> Problem description
Provide the data again exactly, including every line that follows.
======== Provided records ========
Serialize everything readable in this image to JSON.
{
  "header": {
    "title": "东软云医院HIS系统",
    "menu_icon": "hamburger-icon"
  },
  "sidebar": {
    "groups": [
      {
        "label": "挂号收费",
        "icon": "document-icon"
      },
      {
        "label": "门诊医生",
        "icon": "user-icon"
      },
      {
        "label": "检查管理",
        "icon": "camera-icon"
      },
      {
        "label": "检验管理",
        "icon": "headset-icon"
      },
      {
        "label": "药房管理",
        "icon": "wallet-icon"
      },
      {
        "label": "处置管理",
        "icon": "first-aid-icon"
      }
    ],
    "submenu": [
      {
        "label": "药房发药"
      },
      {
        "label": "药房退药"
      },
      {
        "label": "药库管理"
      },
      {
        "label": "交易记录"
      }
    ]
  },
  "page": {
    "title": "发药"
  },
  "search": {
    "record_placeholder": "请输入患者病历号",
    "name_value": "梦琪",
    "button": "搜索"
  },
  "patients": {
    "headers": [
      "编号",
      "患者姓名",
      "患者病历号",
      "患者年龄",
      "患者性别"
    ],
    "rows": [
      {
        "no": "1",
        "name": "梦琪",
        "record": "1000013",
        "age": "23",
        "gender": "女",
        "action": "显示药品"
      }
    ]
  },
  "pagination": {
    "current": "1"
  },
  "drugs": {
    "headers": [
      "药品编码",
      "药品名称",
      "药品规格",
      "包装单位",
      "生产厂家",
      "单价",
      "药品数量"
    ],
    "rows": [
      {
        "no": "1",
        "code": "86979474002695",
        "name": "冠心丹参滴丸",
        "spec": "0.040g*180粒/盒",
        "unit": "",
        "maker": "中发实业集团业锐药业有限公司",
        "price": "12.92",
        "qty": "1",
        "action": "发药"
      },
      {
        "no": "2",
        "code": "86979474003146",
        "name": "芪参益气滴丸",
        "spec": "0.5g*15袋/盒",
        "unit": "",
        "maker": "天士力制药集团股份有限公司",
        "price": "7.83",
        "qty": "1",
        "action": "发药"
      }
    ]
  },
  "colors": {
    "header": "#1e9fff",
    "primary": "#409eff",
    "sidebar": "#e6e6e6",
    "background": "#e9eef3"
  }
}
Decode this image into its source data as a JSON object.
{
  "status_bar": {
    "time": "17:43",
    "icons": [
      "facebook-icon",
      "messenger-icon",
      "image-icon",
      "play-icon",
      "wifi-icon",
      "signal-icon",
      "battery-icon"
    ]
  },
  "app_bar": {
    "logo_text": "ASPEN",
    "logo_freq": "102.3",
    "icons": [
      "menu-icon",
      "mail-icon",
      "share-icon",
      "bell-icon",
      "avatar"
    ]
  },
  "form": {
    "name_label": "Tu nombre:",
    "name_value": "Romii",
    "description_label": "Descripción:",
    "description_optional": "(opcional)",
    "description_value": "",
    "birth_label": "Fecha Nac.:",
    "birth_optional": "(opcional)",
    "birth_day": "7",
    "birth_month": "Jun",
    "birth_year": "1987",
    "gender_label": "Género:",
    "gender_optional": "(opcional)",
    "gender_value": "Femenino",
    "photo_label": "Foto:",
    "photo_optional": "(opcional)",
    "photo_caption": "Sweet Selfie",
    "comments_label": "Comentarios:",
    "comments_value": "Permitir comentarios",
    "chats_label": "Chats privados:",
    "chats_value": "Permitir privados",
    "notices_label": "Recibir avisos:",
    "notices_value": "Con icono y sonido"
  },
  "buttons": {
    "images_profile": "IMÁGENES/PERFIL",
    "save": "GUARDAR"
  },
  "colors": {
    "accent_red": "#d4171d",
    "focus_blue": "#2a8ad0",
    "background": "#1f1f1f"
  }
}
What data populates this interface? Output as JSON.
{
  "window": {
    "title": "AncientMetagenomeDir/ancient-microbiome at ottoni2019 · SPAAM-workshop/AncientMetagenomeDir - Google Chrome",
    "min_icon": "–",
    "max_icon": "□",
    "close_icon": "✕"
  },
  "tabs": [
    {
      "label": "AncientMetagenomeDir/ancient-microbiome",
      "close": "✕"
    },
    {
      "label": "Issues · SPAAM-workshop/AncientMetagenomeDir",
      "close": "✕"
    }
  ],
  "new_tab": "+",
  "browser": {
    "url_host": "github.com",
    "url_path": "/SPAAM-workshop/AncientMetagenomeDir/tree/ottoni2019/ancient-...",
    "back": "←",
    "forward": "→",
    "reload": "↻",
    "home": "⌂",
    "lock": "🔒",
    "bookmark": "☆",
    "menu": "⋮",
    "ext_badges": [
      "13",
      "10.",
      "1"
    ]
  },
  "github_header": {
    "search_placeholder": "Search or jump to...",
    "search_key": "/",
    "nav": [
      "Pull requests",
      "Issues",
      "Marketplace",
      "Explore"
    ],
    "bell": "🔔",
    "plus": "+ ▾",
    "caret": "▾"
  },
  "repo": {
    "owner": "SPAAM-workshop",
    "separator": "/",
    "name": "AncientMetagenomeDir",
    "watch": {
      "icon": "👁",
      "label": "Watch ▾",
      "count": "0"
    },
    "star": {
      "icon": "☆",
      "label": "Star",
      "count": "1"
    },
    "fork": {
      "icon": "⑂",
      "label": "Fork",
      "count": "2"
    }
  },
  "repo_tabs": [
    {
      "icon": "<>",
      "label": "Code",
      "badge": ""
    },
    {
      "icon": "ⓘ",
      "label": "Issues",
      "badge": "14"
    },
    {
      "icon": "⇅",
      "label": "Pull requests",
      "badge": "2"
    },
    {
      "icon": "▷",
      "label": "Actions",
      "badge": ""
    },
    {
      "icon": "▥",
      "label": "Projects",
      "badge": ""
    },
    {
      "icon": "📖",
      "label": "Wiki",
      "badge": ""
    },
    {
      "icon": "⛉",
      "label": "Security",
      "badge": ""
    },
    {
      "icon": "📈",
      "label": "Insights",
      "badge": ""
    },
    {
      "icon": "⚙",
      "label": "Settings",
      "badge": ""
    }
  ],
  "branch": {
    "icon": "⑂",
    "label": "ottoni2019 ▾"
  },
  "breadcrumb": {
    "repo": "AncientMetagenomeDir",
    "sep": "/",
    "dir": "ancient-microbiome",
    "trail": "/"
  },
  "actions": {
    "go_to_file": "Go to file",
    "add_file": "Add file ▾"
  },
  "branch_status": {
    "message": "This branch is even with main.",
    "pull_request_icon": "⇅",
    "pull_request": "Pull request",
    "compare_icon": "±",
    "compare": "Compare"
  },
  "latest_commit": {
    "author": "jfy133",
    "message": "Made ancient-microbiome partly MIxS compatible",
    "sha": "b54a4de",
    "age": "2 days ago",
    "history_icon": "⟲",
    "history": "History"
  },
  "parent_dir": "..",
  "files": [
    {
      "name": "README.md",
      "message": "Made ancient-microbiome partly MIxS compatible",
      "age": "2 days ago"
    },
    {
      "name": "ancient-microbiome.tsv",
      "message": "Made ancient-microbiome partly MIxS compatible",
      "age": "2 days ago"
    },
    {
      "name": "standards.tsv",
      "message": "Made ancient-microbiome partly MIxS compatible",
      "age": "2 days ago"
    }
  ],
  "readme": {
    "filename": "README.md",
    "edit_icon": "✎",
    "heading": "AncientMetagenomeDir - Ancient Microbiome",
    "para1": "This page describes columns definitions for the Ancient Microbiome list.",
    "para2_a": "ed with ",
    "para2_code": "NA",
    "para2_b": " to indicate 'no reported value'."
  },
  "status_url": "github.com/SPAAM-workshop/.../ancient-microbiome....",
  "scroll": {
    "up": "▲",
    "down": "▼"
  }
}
========
> Written solution
Serialize everything readable in this image to JSON.
{
  "header": {
    "title": "东软云医院HIS系统",
    "menu_icon": "hamburger-icon"
  },
  "sidebar": {
    "groups": [
      {
        "label": "挂号收费",
        "icon": "document-icon"
      },
      {
        "label": "门诊医生",
        "icon": "user-icon"
      },
      {
        "label": "检查管理",
        "icon": "camera-icon"
      },
      {
        "label": "检验管理",
        "icon": "headset-icon"
      },
      {
        "label": "药房管理",
        "icon": "wallet-icon"
      },
      {
        "label": "处置管理",
        "icon": "first-aid-icon"
      }
    ],
    "submenu": [
      {
        "label": "药房发药"
      },
      {
        "label": "药房退药"
      },
      {
        "label": "药库管理"
      },
      {
        "label": "交易记录"
      }
    ]
  },
  "page": {
    "title": "发药"
  },
  "search": {
    "record_placeholder": "请输入患者病历号",
    "name_value": "梦琪",
    "button": "搜索"
  },
  "patients": {
    "headers": [
      "编号",
      "患者姓名",
      "患者病历号",
      "患者年龄",
      "患者性别"
    ],
    "rows": [
      {
        "no": "1",
        "name": "梦琪",
        "record": "1000013",
        "age": "23",
        "gender": "女",
        "action": "显示药品"
      }
    ]
  },
  "pagination": {
    "current": "1"
  },
  "drugs": {
    "headers": [
      "药品编码",
      "药品名称",
      "药品规格",
      "包装单位",
      "生产厂家",
      "单价",
      "药品数量"
    ],
    "rows": [
      {
        "no": "1",
        "code": "86979474002695",
        "name": "冠心丹参滴丸",
        "spec": "0.040g*180粒/盒",
        "unit": "",
        "maker": "中发实业集团业锐药业有限公司",
        "price": "12.92",
        "qty": "1",
        "action": "发药"
      },
      {
        "no": "2",
        "code": "86979474003146",
        "name": "芪参益气滴丸",
        "spec": "0.5g*15袋/盒",
        "unit": "",
        "maker": "天士力制药集团股份有限公司",
        "price": "7.83",
        "qty": "1",
        "action": "发药"
      }
    ]
  },
  "colors": {
    "header": "#1e9fff",
    "primary": "#409eff",
    "sidebar": "#e6e6e6",
    "background": "#e9eef3"
  }
}
Decode this image into its source data as a JSON object.
{
  "status_bar": {
    "time": "17:43",
    "icons": [
      "facebook-icon",
      "messenger-icon",
      "image-icon",
      "play-icon",
      "wifi-icon",
      "signal-icon",
      "battery-icon"
    ]
  },
  "app_bar": {
    "logo_text": "ASPEN",
    "logo_freq": "102.3",
    "icons": [
      "menu-icon",
      "mail-icon",
      "share-icon",
      "bell-icon",
      "avatar"
    ]
  },
  "form": {
    "name_label": "Tu nombre:",
    "name_value": "Romii",
    "description_label": "Descripción:",
    "description_optional": "(opcional)",
    "description_value": "",
    "birth_label": "Fecha Nac.:",
    "birth_optional": "(opcional)",
    "birth_day": "7",
    "birth_month": "Jun",
    "birth_year": "1987",
    "gender_label": "Género:",
    "gender_optional": "(opcional)",
    "gender_value": "Femenino",
    "photo_label": "Foto:",
    "photo_optional": "(opcional)",
    "photo_caption": "Sweet Selfie",
    "comments_label": "Comentarios:",
    "comments_value": "Permitir comentarios",
    "chats_label": "Chats privados:",
    "chats_value": "Permitir privados",
    "notices_label": "Recibir avisos:",
    "notices_value": "Con icono y sonido"
  },
  "buttons": {
    "images_profile": "IMÁGENES/PERFIL",
    "save": "GUARDAR"
  },
  "colors": {
    "accent_red": "#d4171d",
    "focus_blue": "#2a8ad0",
    "background": "#1f1f1f"
  }
}
What data populates this interface? Output as JSON.
{
  "window": {
    "title": "AncientMetagenomeDir/ancient-microbiome at ottoni2019 · SPAAM-workshop/AncientMetagenomeDir - Google Chrome",
    "min_icon": "–",
    "max_icon": "□",
    "close_icon": "✕"
  },
  "tabs": [
    {
      "label": "AncientMetagenomeDir/ancient-microbiome",
      "close": "✕"
    },
    {
      "label": "Issues · SPAAM-workshop/AncientMetagenomeDir",
      "close": "✕"
    }
  ],
  "new_tab": "+",
  "browser": {
    "url_host": "github.com",
    "url_path": "/SPAAM-workshop/AncientMetagenomeDir/tree/ottoni2019/ancient-...",
    "back": "←",
    "forward": "→",
    "reload": "↻",
    "home": "⌂",
    "lock": "🔒",
    "bookmark": "☆",
    "menu": "⋮",
    "ext_badges": [
      "13",
      "10.",
      "1"
    ]
  },
  "github_header": {
    "search_placeholder": "Search or jump to...",
    "search_key": "/",
    "nav": [
      "Pull requests",
      "Issues",
      "Marketplace",
      "Explore"
    ],
    "bell": "🔔",
    "plus": "+ ▾",
    "caret": "▾"
  },
  "repo": {
    "owner": "SPAAM-workshop",
    "separator": "/",
    "name": "AncientMetagenomeDir",
    "watch": {
      "icon": "👁",
      "label": "Watch ▾",
      "count": "0"
    },
    "star": {
      "icon": "☆",
      "label": "Star",
      "count": "1"
    },
    "fork": {
      "icon": "⑂",
      "label": "Fork",
      "count": "2"
    }
  },
  "repo_tabs": [
    {
      "icon": "<>",
      "label": "Code",
      "badge": ""
    },
    {
      "icon": "ⓘ",
      "label": "Issues",
      "badge": "14"
    },
    {
      "icon": "⇅",
      "label": "Pull requests",
      "badge": "2"
    },
    {
      "icon": "▷",
      "label": "Actions",
      "badge": ""
    },
    {
      "icon": "▥",
      "label": "Projects",
      "badge": ""
    },
    {
      "icon": "📖",
      "label": "Wiki",
      "badge": ""
    },
    {
      "icon": "⛉",
      "label": "Security",
      "badge": ""
    },
    {
      "icon": "📈",
      "label": "Insights",
      "badge": ""
    },
    {
      "icon": "⚙",
      "label": "Settings",
      "badge": ""
    }
  ],
  "branch": {
    "icon": "⑂",
    "label": "ottoni2019 ▾"
  },
  "breadcrumb": {
    "repo": "AncientMetagenomeDir",
    "sep": "/",
    "dir": "ancient-microbiome",
    "trail": "/"
  },
  "actions": {
    "go_to_file": "Go to file",
    "add_file": "Add file ▾"
  },
  "branch_status": {
    "message": "This branch is even with main.",
    "pull_request_icon": "⇅",
    "pull_request": "Pull request",
    "compare_icon": "±",
    "compare": "Compare"
  },
  "latest_commit": {
    "author": "jfy133",
    "message": "Made ancient-microbiome partly MIxS compatible",
    "sha": "b54a4de",
    "age": "2 days ago",
    "history_icon": "⟲",
    "history": "History"
  },
  "parent_dir": "..",
  "files": [
    {
      "name": "README.md",
      "message": "Made ancient-microbiome partly MIxS compatible",
      "age": "2 days ago"
    },
    {
      "name": "ancient-microbiome.tsv",
      "message": "Made ancient-microbiome partly MIxS compatible",
      "age": "2 days ago"
    },
    {
      "name": "standards.tsv",
      "message": "Made ancient-microbiome partly MIxS compatible",
      "age": "2 days ago"
    }
  ],
  "readme": {
    "filename": "README.md",
    "edit_icon": "✎",
    "heading": "AncientMetagenomeDir - Ancient Microbiome",
    "para1": "This page describes columns definitions for the Ancient Microbiome list.",
    "para2_a": "ed with ",
    "para2_code": "NA",
    "para2_b": " to indicate 'no reported value'."
  },
  "status_url": "github.com/SPAAM-workshop/.../ancient-microbiome....",
  "scroll": {
    "up": "▲",
    "down": "▼"
  }
}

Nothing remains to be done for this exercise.